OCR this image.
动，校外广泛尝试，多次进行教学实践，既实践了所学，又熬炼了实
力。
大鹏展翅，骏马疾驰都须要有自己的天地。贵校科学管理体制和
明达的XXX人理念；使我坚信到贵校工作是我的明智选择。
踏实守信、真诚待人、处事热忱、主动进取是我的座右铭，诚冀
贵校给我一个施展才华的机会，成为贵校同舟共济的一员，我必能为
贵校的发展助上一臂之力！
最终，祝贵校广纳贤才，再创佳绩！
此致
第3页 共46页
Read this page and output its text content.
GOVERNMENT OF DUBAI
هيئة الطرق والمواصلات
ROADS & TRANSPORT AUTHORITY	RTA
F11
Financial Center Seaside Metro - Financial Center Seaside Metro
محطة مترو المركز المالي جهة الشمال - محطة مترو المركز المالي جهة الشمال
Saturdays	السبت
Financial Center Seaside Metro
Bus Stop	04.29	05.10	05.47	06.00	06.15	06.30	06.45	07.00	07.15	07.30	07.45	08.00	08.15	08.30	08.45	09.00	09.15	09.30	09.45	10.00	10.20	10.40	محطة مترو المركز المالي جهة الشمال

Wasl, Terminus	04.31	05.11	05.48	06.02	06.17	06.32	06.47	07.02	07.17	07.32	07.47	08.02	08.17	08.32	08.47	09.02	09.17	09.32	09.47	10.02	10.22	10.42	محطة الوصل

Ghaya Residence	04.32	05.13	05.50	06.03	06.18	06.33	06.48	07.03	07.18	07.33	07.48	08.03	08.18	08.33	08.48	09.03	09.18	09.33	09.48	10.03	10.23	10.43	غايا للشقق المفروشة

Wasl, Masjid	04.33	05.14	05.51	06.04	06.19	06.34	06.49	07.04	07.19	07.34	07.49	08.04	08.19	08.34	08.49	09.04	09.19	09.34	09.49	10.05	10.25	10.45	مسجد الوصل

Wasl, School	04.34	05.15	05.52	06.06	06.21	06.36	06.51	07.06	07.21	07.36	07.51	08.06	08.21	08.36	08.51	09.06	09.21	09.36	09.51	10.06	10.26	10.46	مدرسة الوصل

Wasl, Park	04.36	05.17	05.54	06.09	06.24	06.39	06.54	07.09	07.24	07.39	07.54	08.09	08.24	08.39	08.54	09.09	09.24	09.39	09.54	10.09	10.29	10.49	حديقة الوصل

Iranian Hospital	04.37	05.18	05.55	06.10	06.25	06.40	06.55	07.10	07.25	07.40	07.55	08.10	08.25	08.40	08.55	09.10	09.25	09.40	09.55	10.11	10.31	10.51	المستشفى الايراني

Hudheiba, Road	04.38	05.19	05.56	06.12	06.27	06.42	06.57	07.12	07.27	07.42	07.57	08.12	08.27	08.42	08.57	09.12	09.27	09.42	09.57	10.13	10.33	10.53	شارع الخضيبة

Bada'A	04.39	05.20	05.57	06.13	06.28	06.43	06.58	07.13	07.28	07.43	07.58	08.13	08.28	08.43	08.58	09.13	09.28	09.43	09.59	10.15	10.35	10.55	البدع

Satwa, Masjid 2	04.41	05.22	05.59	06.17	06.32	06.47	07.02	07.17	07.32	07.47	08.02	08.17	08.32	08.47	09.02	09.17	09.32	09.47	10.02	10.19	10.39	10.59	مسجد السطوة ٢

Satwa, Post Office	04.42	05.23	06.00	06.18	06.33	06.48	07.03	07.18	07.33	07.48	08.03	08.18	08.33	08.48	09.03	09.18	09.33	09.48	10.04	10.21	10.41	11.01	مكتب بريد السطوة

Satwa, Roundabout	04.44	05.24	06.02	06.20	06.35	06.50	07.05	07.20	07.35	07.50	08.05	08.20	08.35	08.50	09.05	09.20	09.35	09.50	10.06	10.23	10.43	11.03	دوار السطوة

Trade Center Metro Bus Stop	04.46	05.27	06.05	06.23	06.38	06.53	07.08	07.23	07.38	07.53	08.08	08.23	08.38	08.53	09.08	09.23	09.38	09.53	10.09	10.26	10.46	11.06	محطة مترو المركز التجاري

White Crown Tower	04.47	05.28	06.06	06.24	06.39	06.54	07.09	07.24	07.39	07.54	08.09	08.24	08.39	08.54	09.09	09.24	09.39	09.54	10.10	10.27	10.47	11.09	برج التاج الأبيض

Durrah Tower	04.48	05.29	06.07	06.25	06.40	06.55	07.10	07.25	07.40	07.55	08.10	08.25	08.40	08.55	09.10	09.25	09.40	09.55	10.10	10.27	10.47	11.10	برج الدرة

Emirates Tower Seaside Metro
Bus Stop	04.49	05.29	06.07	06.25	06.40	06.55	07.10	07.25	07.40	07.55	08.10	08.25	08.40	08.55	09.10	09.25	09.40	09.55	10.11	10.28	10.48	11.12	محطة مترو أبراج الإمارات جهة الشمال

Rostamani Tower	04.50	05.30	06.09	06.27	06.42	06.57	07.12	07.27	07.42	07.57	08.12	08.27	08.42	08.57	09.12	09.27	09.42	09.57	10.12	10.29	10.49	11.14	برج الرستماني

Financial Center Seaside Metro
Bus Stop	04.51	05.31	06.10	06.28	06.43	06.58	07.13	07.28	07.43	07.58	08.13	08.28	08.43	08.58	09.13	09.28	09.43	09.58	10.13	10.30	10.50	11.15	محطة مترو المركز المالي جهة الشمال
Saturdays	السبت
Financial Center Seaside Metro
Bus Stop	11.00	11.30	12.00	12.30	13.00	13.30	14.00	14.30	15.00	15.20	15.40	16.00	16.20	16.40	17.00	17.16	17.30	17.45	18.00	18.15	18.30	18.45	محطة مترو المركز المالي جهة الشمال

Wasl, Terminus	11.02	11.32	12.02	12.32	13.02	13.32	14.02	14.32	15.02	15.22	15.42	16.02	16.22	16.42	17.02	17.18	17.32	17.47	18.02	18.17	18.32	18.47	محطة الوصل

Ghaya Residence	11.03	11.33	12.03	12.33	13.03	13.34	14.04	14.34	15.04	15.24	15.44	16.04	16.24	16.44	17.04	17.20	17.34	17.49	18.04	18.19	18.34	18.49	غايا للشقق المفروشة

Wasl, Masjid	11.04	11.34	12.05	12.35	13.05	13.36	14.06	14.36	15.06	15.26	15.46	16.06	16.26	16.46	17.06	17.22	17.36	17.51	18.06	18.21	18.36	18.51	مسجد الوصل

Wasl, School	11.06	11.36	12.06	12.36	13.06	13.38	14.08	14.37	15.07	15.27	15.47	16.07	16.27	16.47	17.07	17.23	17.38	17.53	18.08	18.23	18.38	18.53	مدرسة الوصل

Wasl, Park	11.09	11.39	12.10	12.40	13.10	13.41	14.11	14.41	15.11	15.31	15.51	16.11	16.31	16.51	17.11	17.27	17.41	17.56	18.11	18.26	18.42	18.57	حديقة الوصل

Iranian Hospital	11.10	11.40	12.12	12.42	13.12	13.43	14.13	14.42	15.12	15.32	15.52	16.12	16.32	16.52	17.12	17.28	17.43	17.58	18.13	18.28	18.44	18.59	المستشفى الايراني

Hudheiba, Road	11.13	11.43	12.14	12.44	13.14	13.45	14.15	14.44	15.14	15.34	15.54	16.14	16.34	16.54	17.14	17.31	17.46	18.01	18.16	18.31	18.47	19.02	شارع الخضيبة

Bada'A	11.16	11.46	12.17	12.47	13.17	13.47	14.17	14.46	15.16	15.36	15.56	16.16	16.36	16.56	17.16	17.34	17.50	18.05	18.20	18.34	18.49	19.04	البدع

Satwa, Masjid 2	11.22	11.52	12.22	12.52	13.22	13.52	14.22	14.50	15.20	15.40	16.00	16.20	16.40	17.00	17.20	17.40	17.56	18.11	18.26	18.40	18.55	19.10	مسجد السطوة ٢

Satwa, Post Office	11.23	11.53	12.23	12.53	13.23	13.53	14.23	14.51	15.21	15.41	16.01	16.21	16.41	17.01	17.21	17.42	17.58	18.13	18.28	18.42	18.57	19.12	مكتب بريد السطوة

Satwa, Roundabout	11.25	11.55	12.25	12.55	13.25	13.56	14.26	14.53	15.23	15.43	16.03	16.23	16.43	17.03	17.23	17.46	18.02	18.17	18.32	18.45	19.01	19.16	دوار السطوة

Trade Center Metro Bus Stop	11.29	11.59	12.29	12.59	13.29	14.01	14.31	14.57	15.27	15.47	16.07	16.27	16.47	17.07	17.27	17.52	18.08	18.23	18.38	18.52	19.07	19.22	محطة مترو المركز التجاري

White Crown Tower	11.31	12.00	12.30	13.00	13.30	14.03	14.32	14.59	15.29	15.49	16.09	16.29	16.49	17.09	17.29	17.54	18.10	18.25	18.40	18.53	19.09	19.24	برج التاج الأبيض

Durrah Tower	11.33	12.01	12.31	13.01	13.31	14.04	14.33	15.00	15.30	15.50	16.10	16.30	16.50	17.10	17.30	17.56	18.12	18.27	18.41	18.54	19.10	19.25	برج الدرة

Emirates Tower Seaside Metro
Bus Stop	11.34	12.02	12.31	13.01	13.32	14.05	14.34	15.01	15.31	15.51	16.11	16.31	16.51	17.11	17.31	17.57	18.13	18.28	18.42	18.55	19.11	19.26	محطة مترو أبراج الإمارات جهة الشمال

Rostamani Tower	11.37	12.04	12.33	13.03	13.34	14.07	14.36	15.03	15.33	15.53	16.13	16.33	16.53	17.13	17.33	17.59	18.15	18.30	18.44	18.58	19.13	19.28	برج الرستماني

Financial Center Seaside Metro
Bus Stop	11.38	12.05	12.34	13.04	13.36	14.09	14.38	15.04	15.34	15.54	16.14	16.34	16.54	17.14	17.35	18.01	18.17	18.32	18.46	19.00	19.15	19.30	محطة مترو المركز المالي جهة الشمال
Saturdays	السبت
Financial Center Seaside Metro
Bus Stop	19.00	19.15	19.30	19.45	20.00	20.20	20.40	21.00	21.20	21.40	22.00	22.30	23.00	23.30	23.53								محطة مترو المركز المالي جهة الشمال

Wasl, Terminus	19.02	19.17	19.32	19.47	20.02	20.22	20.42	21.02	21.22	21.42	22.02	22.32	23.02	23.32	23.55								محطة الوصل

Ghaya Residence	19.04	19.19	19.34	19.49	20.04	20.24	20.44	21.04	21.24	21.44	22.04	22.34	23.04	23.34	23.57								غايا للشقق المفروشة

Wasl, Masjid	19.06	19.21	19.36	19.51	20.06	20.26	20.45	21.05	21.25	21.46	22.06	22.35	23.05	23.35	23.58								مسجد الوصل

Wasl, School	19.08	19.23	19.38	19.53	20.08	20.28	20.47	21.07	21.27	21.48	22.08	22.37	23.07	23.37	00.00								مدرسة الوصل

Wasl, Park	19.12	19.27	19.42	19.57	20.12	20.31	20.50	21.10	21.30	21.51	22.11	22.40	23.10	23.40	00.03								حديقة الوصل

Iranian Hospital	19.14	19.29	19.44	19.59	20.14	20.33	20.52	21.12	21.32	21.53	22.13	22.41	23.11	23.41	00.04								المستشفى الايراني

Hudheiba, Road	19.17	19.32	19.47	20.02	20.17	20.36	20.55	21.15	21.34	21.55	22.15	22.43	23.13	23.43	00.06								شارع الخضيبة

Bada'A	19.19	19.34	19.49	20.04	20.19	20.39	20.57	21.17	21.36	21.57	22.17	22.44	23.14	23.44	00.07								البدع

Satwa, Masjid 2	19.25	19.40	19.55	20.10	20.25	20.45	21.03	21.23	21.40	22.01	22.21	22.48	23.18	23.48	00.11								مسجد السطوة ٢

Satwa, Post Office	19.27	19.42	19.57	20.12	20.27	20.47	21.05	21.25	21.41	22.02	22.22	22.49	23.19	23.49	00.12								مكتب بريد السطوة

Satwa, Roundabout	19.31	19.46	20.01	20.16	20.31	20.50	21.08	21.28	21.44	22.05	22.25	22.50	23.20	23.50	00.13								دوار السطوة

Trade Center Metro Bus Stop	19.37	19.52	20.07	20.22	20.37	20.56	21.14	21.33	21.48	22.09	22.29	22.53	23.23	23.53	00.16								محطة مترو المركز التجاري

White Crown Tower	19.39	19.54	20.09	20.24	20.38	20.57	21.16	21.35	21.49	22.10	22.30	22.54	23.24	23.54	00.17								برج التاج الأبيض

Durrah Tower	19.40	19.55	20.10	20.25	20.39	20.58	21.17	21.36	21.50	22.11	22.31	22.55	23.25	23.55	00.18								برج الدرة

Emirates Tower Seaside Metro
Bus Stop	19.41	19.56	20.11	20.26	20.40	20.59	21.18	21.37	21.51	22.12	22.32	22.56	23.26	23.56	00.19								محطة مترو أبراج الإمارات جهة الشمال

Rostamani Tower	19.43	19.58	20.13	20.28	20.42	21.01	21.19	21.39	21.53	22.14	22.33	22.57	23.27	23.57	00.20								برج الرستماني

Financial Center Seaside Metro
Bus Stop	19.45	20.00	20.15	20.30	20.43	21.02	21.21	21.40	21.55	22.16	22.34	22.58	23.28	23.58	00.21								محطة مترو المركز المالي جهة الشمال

☆ ☆ ☆ ☆ ☆ ☆ ☆

▸ **Exercise**
Which lines contain the word "مكتب"? Return each of them.

▸ **Expected answer**
Satwa, Post Office	04.42	05.23	06.00	06.18	06.33	06.48	07.03	07.18	07.33	07.48	08.03	08.18	08.33	08.48	09.03	09.18	09.33	09.48	10.04	10.21	10.41	11.01	مكتب بريد السطوة
Satwa, Post Office	11.23	11.53	12.23	12.53	13.23	13.53	14.23	14.51	15.21	15.41	16.01	16.21	16.41	17.01	17.21	17.42	17.58	18.13	18.28	18.42	18.57	19.12	مكتب بريد السطوة
Satwa, Post Office	19.27	19.42	19.57	20.12	20.27	20.47	21.05	21.25	21.41	22.02	22.22	22.49	23.19	23.49	00.12								مكتب بريد السطوة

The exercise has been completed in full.